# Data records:
----
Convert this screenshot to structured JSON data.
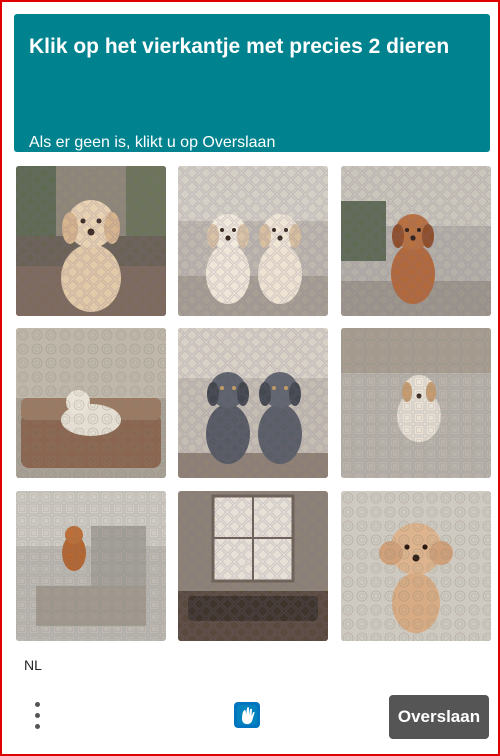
{
  "header": {
    "title": "Klik op het vierkantje met precies 2 dieren",
    "subtitle": "Als er geen is, klikt u op Overslaan"
  },
  "tiles": [
    {
      "subject": "one puppy sitting on a rug"
    },
    {
      "subject": "two puppies sitting side by side"
    },
    {
      "subject": "one brown puppy in a living room"
    },
    {
      "subject": "one blurred animal lying on a couch"
    },
    {
      "subject": "two grey puppies sitting"
    },
    {
      "subject": "one puppy on patterned squares"
    },
    {
      "subject": "one small brown animal in a room"
    },
    {
      "subject": "empty living room with window"
    },
    {
      "subject": "one poodle puppy close-up"
    }
  ],
  "footer": {
    "language": "NL",
    "skip_label": "Overslaan",
    "menu_icon": "kebab-menu-icon",
    "logo_icon": "hcaptcha-logo-icon"
  },
  "colors": {
    "header_bg": "#00838f",
    "skip_bg": "#555555",
    "frame_border": "#e00000"
  }
}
----
# WRITTEN REQUEST:
Print all of the entries word for word. Omit the pictures they contain.

# RESPONSE TO THE TASK:
Convert this screenshot to structured JSON data.
{
  "header": {
    "title": "Klik op het vierkantje met precies 2 dieren",
    "subtitle": "Als er geen is, klikt u op Overslaan"
  },
  "tiles": [
    {
      "subject": "one puppy sitting on a rug"
    },
    {
      "subject": "two puppies sitting side by side"
    },
    {
      "subject": "one brown puppy in a living room"
    },
    {
      "subject": "one blurred animal lying on a couch"
    },
    {
      "subject": "two grey puppies sitting"
    },
    {
      "subject": "one puppy on patterned squares"
    },
    {
      "subject": "one small brown animal in a room"
    },
    {
      "subject": "empty living room with window"
    },
    {
      "subject": "one poodle puppy close-up"
    }
  ],
  "footer": {
    "language": "NL",
    "skip_label": "Overslaan",
    "menu_icon": "kebab-menu-icon",
    "logo_icon": "hcaptcha-logo-icon"
  },
  "colors": {
    "header_bg": "#00838f",
    "skip_bg": "#555555",
    "frame_border": "#e00000"
  }
}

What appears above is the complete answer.